→ Exercise task
Write out each line that follows exactly as it stands, without the pictures.

(Chart and figure data)
* start *

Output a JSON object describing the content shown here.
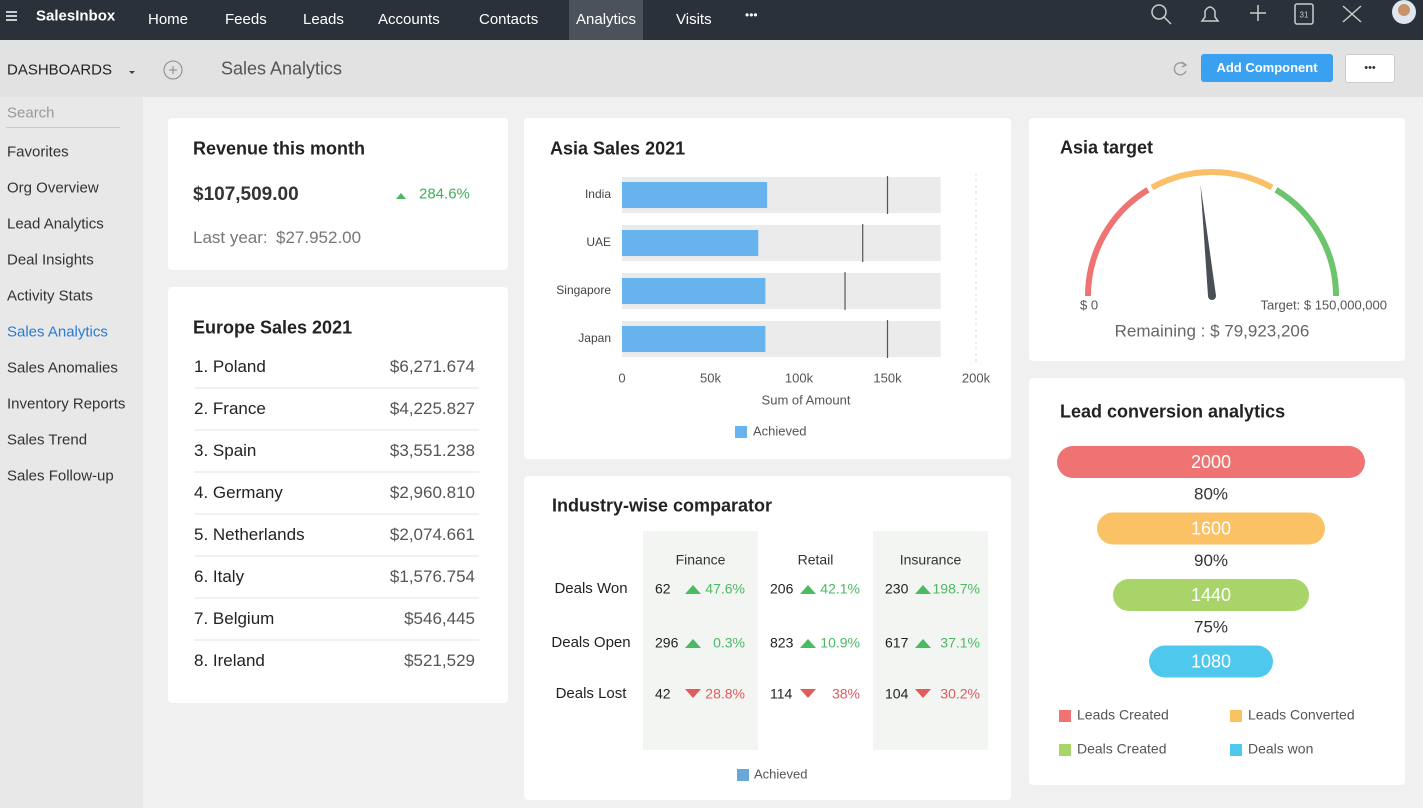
{
  "nav": {
    "brand": "SalesInbox",
    "items": [
      "Home",
      "Feeds",
      "Leads",
      "Accounts",
      "Contacts",
      "Analytics",
      "Visits"
    ],
    "active": 5,
    "more": "•••",
    "calendar_day": "31"
  },
  "toolbar": {
    "title": "DASHBOARDS",
    "page": "Sales Analytics",
    "add": "Add Component",
    "more": "•••"
  },
  "sidebar": {
    "search": "Search",
    "items": [
      "Favorites",
      "Org Overview",
      "Lead Analytics",
      "Deal Insights",
      "Activity Stats",
      "Sales Analytics",
      "Sales Anomalies",
      "Inventory Reports",
      "Sales Trend",
      "Sales Follow-up"
    ],
    "active": 5
  },
  "revenue": {
    "title": "Revenue this month",
    "amount": "$107,509.00",
    "change": "284.6%",
    "last_year_label": "Last year:",
    "last_year": "$27.952.00"
  },
  "europe": {
    "title": "Europe Sales 2021",
    "rows": [
      [
        "1. Poland",
        "$6,271.674"
      ],
      [
        "2. France",
        "$4,225.827"
      ],
      [
        "3. Spain",
        "$3,551.238"
      ],
      [
        "4. Germany",
        "$2,960.810"
      ],
      [
        "5. Netherlands",
        "$2,074.661"
      ],
      [
        "6. Italy",
        "$1,576.754"
      ],
      [
        "7. Belgium",
        "$546,445"
      ],
      [
        "8. Ireland",
        "$521,529"
      ]
    ]
  },
  "industry": {
    "title": "Industry-wise comparator",
    "columns": [
      "Finance",
      "Retail",
      "Insurance"
    ],
    "rows": [
      {
        "label": "Deals Won",
        "cells": [
          {
            "value": "62",
            "change": "47.6%",
            "trend": "up"
          },
          {
            "value": "206",
            "change": "42.1%",
            "trend": "up"
          },
          {
            "value": "230",
            "change": "198.7%",
            "trend": "up"
          }
        ]
      },
      {
        "label": "Deals Open",
        "cells": [
          {
            "value": "296",
            "change": "0.3%",
            "trend": "up"
          },
          {
            "value": "823",
            "change": "10.9%",
            "trend": "up"
          },
          {
            "value": "617",
            "change": "37.1%",
            "trend": "up"
          }
        ]
      },
      {
        "label": "Deals Lost",
        "cells": [
          {
            "value": "42",
            "change": "28.8%",
            "trend": "down"
          },
          {
            "value": "114",
            "change": "38%",
            "trend": "down"
          },
          {
            "value": "104",
            "change": "30.2%",
            "trend": "down"
          }
        ]
      }
    ],
    "legend": "Achieved"
  },
  "chart_data": [
    {
      "type": "bullet",
      "title": "Asia Sales 2021",
      "categories": [
        "India",
        "UAE",
        "Singapore",
        "Japan"
      ],
      "series": [
        {
          "name": "Achieved",
          "color": "#67b3ee",
          "values": [
            82000,
            77000,
            81000,
            81000
          ]
        }
      ],
      "targets": [
        150000,
        136000,
        126000,
        150000
      ],
      "ranges": [
        180000,
        180000,
        180000,
        180000
      ],
      "xlim": [
        0,
        200000
      ],
      "xticks": [
        0,
        {
          "value": 50000,
          "label": "50k"
        },
        {
          "value": 100000,
          "label": "100k"
        },
        {
          "value": 150000,
          "label": "150k"
        },
        {
          "value": 200000,
          "label": "200k"
        }
      ],
      "xlabel": "Sum of Amount"
    },
    {
      "type": "gauge",
      "title": "Asia target",
      "min": 0,
      "max": 150000000,
      "value": 70076794,
      "min_label": "$ 0",
      "max_label": "Target: $ 150,000,000",
      "remaining_label": "Remaining : $ 79,923,206",
      "band_colors": [
        "#ef7373",
        "#fbbf68",
        "#6cc46c"
      ]
    },
    {
      "type": "funnel",
      "title": "Lead conversion analytics",
      "categories": [
        "Leads Created",
        "Leads Converted",
        "Deals Created",
        "Deals won"
      ],
      "values": [
        2000,
        1600,
        1440,
        1080
      ],
      "colors": [
        "#ef7373",
        "#fbc265",
        "#a9d46a",
        "#4fc8ee"
      ],
      "rates": [
        80,
        90,
        75
      ],
      "rate_labels": [
        "80%",
        "90%",
        "75%"
      ]
    }
  ]
}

* end *

→ The output
Output a JSON object describing the content shown here.
{
  "nav": {
    "brand": "SalesInbox",
    "items": [
      "Home",
      "Feeds",
      "Leads",
      "Accounts",
      "Contacts",
      "Analytics",
      "Visits"
    ],
    "active": 5,
    "more": "•••",
    "calendar_day": "31"
  },
  "toolbar": {
    "title": "DASHBOARDS",
    "page": "Sales Analytics",
    "add": "Add Component",
    "more": "•••"
  },
  "sidebar": {
    "search": "Search",
    "items": [
      "Favorites",
      "Org Overview",
      "Lead Analytics",
      "Deal Insights",
      "Activity Stats",
      "Sales Analytics",
      "Sales Anomalies",
      "Inventory Reports",
      "Sales Trend",
      "Sales Follow-up"
    ],
    "active": 5
  },
  "revenue": {
    "title": "Revenue this month",
    "amount": "$107,509.00",
    "change": "284.6%",
    "last_year_label": "Last year:",
    "last_year": "$27.952.00"
  },
  "europe": {
    "title": "Europe Sales 2021",
    "rows": [
      [
        "1. Poland",
        "$6,271.674"
      ],
      [
        "2. France",
        "$4,225.827"
      ],
      [
        "3. Spain",
        "$3,551.238"
      ],
      [
        "4. Germany",
        "$2,960.810"
      ],
      [
        "5. Netherlands",
        "$2,074.661"
      ],
      [
        "6. Italy",
        "$1,576.754"
      ],
      [
        "7. Belgium",
        "$546,445"
      ],
      [
        "8. Ireland",
        "$521,529"
      ]
    ]
  },
  "industry": {
    "title": "Industry-wise comparator",
    "columns": [
      "Finance",
      "Retail",
      "Insurance"
    ],
    "rows": [
      {
        "label": "Deals Won",
        "cells": [
          {
            "value": "62",
            "change": "47.6%",
            "trend": "up"
          },
          {
            "value": "206",
            "change": "42.1%",
            "trend": "up"
          },
          {
            "value": "230",
            "change": "198.7%",
            "trend": "up"
          }
        ]
      },
      {
        "label": "Deals Open",
        "cells": [
          {
            "value": "296",
            "change": "0.3%",
            "trend": "up"
          },
          {
            "value": "823",
            "change": "10.9%",
            "trend": "up"
          },
          {
            "value": "617",
            "change": "37.1%",
            "trend": "up"
          }
        ]
      },
      {
        "label": "Deals Lost",
        "cells": [
          {
            "value": "42",
            "change": "28.8%",
            "trend": "down"
          },
          {
            "value": "114",
            "change": "38%",
            "trend": "down"
          },
          {
            "value": "104",
            "change": "30.2%",
            "trend": "down"
          }
        ]
      }
    ],
    "legend": "Achieved"
  },
  "chart_data": [
    {
      "type": "bullet",
      "title": "Asia Sales 2021",
      "categories": [
        "India",
        "UAE",
        "Singapore",
        "Japan"
      ],
      "series": [
        {
          "name": "Achieved",
          "color": "#67b3ee",
          "values": [
            82000,
            77000,
            81000,
            81000
          ]
        }
      ],
      "targets": [
        150000,
        136000,
        126000,
        150000
      ],
      "ranges": [
        180000,
        180000,
        180000,
        180000
      ],
      "xlim": [
        0,
        200000
      ],
      "xticks": [
        0,
        {
          "value": 50000,
          "label": "50k"
        },
        {
          "value": 100000,
          "label": "100k"
        },
        {
          "value": 150000,
          "label": "150k"
        },
        {
          "value": 200000,
          "label": "200k"
        }
      ],
      "xlabel": "Sum of Amount"
    },
    {
      "type": "gauge",
      "title": "Asia target",
      "min": 0,
      "max": 150000000,
      "value": 70076794,
      "min_label": "$ 0",
      "max_label": "Target: $ 150,000,000",
      "remaining_label": "Remaining : $ 79,923,206",
      "band_colors": [
        "#ef7373",
        "#fbbf68",
        "#6cc46c"
      ]
    },
    {
      "type": "funnel",
      "title": "Lead conversion analytics",
      "categories": [
        "Leads Created",
        "Leads Converted",
        "Deals Created",
        "Deals won"
      ],
      "values": [
        2000,
        1600,
        1440,
        1080
      ],
      "colors": [
        "#ef7373",
        "#fbc265",
        "#a9d46a",
        "#4fc8ee"
      ],
      "rates": [
        80,
        90,
        75
      ],
      "rate_labels": [
        "80%",
        "90%",
        "75%"
      ]
    }
  ]
}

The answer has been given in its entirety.